Print the listing below exactly.

** Start Given records **

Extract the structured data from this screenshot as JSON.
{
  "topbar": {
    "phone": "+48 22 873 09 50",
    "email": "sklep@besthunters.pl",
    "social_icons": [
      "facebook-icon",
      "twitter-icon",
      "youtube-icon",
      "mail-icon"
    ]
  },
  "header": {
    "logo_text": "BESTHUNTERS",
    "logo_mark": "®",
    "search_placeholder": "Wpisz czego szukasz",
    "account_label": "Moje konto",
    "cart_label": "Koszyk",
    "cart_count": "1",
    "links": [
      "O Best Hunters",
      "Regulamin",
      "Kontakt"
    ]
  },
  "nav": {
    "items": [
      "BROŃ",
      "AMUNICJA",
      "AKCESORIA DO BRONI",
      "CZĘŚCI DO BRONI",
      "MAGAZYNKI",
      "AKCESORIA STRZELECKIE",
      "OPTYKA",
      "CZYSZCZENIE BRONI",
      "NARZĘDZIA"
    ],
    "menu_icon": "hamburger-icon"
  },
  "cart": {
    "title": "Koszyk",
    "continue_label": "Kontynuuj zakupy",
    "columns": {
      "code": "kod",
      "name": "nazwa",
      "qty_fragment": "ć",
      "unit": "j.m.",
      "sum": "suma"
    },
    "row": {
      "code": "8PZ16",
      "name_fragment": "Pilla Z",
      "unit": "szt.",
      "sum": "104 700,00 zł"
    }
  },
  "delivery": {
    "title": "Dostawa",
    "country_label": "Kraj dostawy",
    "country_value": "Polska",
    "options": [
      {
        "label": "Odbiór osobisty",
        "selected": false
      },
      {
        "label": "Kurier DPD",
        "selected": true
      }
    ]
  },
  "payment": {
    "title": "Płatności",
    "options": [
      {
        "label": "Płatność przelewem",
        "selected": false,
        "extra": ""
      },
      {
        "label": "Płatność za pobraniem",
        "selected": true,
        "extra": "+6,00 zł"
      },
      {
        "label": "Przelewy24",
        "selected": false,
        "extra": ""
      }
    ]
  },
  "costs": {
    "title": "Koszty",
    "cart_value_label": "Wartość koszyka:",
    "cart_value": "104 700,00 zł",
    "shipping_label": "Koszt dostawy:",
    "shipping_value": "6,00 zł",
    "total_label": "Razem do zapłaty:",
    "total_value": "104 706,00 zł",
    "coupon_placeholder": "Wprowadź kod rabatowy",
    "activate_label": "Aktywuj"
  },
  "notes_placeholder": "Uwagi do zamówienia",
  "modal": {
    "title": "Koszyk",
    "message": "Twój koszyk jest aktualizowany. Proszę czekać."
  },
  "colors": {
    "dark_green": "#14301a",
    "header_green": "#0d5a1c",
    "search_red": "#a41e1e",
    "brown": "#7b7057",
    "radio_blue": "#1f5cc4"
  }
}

** End Given records **

**Exercise response**
Extract the structured data from this screenshot as JSON.
{
  "topbar": {
    "phone": "+48 22 873 09 50",
    "email": "sklep@besthunters.pl",
    "social_icons": [
      "facebook-icon",
      "twitter-icon",
      "youtube-icon",
      "mail-icon"
    ]
  },
  "header": {
    "logo_text": "BESTHUNTERS",
    "logo_mark": "®",
    "search_placeholder": "Wpisz czego szukasz",
    "account_label": "Moje konto",
    "cart_label": "Koszyk",
    "cart_count": "1",
    "links": [
      "O Best Hunters",
      "Regulamin",
      "Kontakt"
    ]
  },
  "nav": {
    "items": [
      "BROŃ",
      "AMUNICJA",
      "AKCESORIA DO BRONI",
      "CZĘŚCI DO BRONI",
      "MAGAZYNKI",
      "AKCESORIA STRZELECKIE",
      "OPTYKA",
      "CZYSZCZENIE BRONI",
      "NARZĘDZIA"
    ],
    "menu_icon": "hamburger-icon"
  },
  "cart": {
    "title": "Koszyk",
    "continue_label": "Kontynuuj zakupy",
    "columns": {
      "code": "kod",
      "name": "nazwa",
      "qty_fragment": "ć",
      "unit": "j.m.",
      "sum": "suma"
    },
    "row": {
      "code": "8PZ16",
      "name_fragment": "Pilla Z",
      "unit": "szt.",
      "sum": "104 700,00 zł"
    }
  },
  "delivery": {
    "title": "Dostawa",
    "country_label": "Kraj dostawy",
    "country_value": "Polska",
    "options": [
      {
        "label": "Odbiór osobisty",
        "selected": false
      },
      {
        "label": "Kurier DPD",
        "selected": true
      }
    ]
  },
  "payment": {
    "title": "Płatności",
    "options": [
      {
        "label": "Płatność przelewem",
        "selected": false,
        "extra": ""
      },
      {
        "label": "Płatność za pobraniem",
        "selected": true,
        "extra": "+6,00 zł"
      },
      {
        "label": "Przelewy24",
        "selected": false,
        "extra": ""
      }
    ]
  },
  "costs": {
    "title": "Koszty",
    "cart_value_label": "Wartość koszyka:",
    "cart_value": "104 700,00 zł",
    "shipping_label": "Koszt dostawy:",
    "shipping_value": "6,00 zł",
    "total_label": "Razem do zapłaty:",
    "total_value": "104 706,00 zł",
    "coupon_placeholder": "Wprowadź kod rabatowy",
    "activate_label": "Aktywuj"
  },
  "notes_placeholder": "Uwagi do zamówienia",
  "modal": {
    "title": "Koszyk",
    "message": "Twój koszyk jest aktualizowany. Proszę czekać."
  },
  "colors": {
    "dark_green": "#14301a",
    "header_green": "#0d5a1c",
    "search_red": "#a41e1e",
    "brown": "#7b7057",
    "radio_blue": "#1f5cc4"
  }
}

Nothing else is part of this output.